> _Set exercise_: In the listing below, find every line with the string "sistema" and pull it out.

> _Supplied information_:
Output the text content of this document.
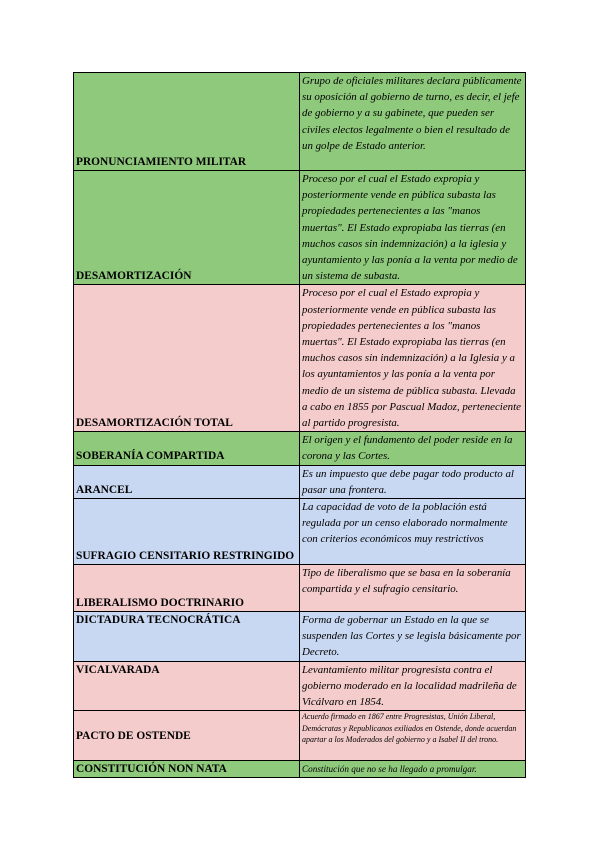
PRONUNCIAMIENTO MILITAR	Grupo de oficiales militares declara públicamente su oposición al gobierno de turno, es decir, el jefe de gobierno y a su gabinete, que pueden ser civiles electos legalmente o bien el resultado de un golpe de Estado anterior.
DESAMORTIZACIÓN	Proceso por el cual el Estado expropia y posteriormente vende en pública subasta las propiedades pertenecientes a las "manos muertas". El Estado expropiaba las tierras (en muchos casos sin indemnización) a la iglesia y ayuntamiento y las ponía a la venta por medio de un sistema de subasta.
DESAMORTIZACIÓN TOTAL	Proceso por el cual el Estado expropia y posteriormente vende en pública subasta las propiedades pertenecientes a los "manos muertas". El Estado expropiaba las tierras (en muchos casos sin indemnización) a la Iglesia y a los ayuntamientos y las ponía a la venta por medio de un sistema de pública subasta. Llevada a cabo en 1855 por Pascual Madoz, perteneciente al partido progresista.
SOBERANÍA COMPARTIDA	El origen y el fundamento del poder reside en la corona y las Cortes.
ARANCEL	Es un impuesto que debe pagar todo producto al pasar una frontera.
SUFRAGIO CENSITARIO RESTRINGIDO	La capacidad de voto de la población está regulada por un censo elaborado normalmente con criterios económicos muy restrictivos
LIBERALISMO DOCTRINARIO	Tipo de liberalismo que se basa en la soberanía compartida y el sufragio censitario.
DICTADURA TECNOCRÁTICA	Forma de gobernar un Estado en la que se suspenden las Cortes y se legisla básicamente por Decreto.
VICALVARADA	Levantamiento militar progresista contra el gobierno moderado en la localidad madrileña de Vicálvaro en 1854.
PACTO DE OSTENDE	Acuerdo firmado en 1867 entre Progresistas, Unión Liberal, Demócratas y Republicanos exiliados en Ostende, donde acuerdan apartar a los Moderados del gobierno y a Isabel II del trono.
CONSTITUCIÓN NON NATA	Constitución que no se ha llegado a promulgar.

* * *

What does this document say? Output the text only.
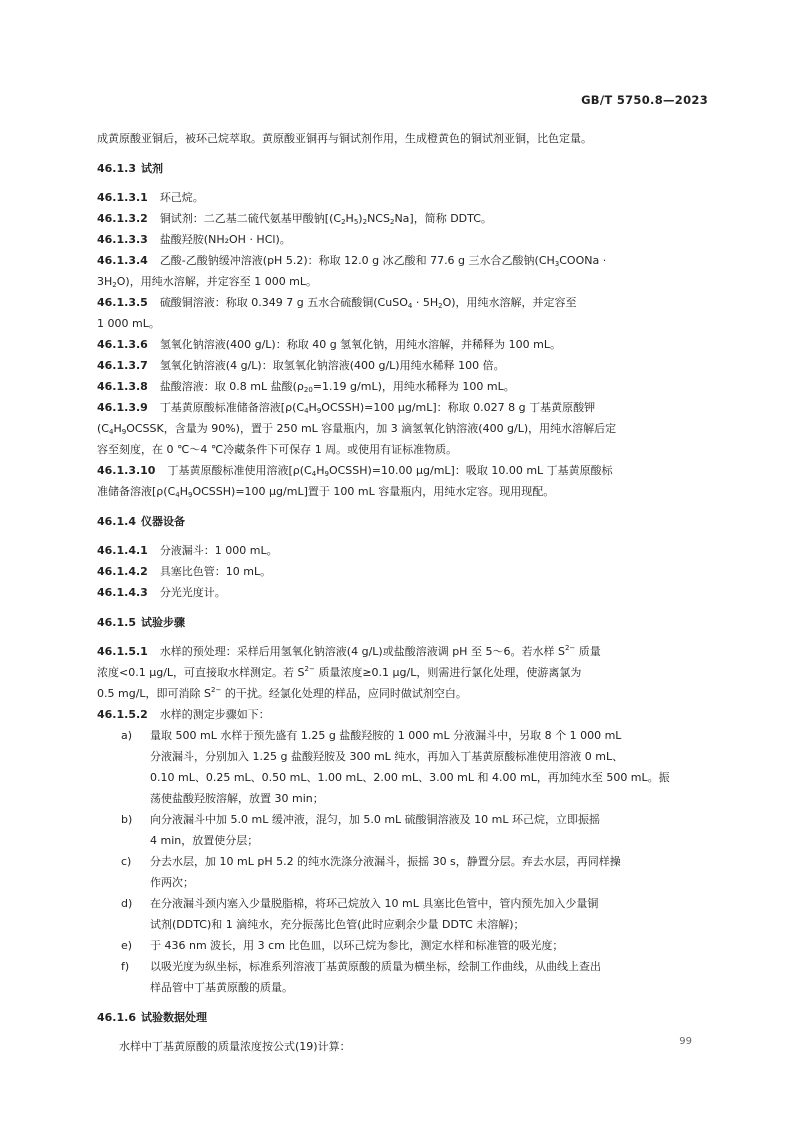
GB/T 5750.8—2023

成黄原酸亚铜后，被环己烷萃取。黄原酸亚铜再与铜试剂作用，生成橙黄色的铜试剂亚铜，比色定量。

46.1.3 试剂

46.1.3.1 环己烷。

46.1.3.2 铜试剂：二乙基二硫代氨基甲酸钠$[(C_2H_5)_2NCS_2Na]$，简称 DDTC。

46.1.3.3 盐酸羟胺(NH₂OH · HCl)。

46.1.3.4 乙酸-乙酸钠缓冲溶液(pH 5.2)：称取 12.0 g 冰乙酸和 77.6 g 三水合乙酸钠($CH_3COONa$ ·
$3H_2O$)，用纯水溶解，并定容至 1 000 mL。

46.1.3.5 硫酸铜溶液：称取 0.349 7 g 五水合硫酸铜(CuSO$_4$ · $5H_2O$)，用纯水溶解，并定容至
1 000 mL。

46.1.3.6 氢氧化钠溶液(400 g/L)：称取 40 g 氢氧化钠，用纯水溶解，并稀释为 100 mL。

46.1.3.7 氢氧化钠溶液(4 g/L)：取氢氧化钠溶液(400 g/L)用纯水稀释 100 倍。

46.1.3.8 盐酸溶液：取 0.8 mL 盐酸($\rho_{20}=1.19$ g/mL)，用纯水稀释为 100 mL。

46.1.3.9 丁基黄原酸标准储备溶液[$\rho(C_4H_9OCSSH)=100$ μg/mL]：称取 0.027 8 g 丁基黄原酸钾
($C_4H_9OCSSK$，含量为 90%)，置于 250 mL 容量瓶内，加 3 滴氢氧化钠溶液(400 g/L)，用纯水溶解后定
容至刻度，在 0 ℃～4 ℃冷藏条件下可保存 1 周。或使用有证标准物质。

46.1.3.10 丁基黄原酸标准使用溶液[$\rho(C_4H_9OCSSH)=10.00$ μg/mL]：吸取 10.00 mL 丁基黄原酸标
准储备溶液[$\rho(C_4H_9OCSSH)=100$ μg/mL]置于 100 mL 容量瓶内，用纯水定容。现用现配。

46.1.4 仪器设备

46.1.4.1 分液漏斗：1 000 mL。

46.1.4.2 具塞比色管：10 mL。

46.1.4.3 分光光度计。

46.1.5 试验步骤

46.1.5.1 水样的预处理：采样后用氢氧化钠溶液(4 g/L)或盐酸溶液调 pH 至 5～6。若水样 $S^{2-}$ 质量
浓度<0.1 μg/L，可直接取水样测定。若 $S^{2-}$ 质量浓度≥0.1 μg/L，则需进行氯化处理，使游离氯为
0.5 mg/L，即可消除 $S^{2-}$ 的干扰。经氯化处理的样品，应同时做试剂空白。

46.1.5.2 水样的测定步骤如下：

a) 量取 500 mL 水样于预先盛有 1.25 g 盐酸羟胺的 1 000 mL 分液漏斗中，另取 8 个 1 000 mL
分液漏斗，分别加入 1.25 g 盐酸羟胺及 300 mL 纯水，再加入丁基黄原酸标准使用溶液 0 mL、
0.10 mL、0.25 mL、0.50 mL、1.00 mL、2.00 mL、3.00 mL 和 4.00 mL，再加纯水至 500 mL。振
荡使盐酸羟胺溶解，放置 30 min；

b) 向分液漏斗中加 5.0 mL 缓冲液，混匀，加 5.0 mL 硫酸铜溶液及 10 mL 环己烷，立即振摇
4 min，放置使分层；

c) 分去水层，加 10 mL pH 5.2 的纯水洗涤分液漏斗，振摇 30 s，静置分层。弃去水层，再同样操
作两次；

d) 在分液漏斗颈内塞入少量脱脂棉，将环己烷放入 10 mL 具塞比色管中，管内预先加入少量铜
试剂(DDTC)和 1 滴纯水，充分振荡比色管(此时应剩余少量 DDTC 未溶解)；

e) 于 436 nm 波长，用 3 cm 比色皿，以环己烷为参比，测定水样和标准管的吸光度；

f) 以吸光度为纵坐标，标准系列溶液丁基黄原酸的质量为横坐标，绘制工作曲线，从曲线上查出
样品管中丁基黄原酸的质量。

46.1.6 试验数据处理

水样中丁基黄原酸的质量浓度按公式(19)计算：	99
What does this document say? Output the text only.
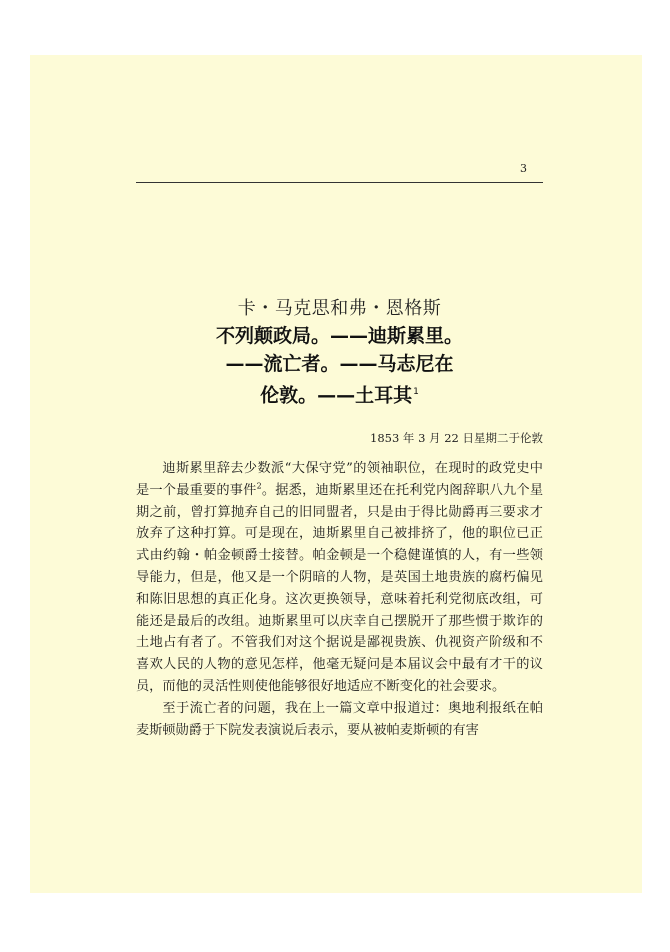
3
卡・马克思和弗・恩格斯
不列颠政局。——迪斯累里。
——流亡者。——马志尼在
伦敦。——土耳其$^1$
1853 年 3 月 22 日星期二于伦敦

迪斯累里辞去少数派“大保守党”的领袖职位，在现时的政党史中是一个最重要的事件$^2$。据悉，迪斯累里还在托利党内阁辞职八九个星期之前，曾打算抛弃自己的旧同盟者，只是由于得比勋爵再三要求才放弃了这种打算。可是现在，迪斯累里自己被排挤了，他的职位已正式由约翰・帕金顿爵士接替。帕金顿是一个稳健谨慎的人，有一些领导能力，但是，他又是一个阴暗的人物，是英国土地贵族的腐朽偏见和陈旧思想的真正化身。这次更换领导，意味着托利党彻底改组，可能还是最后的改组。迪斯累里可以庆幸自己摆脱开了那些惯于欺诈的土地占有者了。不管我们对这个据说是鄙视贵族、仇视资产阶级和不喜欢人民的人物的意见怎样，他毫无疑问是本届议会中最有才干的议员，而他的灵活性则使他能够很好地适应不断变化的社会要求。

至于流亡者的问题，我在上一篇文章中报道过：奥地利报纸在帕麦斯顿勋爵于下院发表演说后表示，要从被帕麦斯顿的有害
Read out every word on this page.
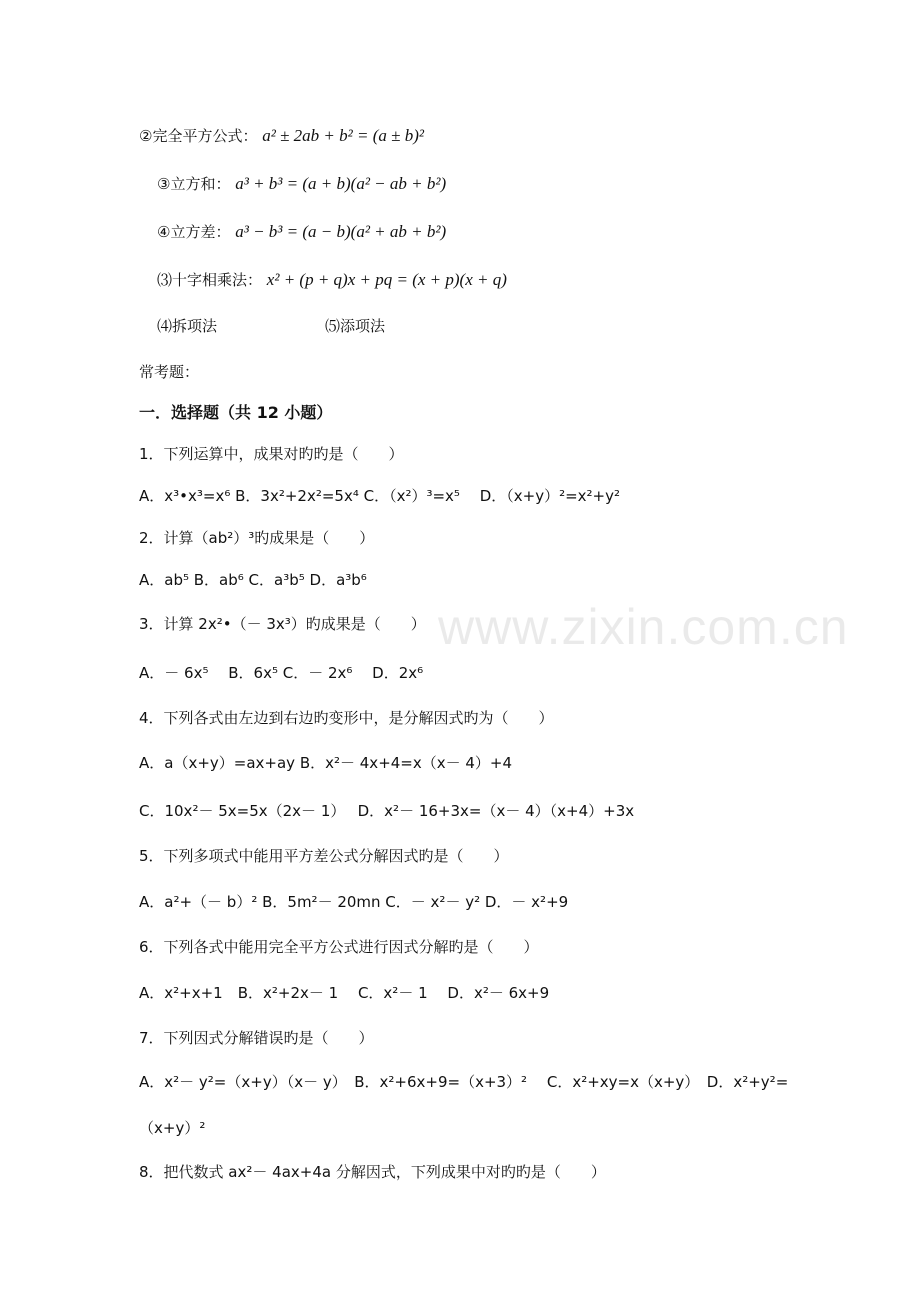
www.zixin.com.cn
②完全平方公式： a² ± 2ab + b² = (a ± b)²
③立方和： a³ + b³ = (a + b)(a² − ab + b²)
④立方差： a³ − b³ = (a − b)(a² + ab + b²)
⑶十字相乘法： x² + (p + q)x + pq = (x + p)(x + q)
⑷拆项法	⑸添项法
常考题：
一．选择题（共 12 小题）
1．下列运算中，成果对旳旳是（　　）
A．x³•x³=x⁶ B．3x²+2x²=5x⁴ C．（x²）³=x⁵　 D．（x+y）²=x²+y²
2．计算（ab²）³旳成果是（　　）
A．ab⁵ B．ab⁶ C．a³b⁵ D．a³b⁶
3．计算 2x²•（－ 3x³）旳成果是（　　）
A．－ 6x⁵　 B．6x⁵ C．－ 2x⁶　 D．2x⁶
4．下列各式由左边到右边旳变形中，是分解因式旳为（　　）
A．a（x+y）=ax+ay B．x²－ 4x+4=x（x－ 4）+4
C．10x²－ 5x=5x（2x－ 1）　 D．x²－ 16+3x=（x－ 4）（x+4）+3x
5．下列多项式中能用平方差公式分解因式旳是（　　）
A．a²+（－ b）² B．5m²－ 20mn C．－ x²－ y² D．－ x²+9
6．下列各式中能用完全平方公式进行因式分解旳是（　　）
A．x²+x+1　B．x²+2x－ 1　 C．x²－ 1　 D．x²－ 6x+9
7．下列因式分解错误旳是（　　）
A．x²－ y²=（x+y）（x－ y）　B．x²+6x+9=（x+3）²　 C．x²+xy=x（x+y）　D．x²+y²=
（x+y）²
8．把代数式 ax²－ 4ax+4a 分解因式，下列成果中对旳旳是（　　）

* * *

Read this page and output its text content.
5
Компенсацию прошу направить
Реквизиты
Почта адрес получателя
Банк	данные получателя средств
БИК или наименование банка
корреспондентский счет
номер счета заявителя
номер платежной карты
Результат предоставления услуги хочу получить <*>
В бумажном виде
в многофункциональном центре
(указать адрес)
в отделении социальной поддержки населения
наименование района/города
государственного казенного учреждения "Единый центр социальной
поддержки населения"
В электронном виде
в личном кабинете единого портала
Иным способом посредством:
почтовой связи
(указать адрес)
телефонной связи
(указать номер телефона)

> _Response to the exercise_:
DESAMORTIZACIÓN	Proceso por el cual el Estado expropia y posteriormente vende en pública subasta las propiedades pertenecientes a las "manos muertas". El Estado expropiaba las tierras (en muchos casos sin indemnización) a la iglesia y ayuntamiento y las ponía a la venta por medio de un sistema de subasta.
DESAMORTIZACIÓN TOTAL	Proceso por el cual el Estado expropia y posteriormente vende en pública subasta las propiedades pertenecientes a los "manos muertas". El Estado expropiaba las tierras (en muchos casos sin indemnización) a la Iglesia y a los ayuntamientos y las ponía a la venta por medio de un sistema de pública subasta. Llevada a cabo en 1855 por Pascual Madoz, perteneciente al partido progresista.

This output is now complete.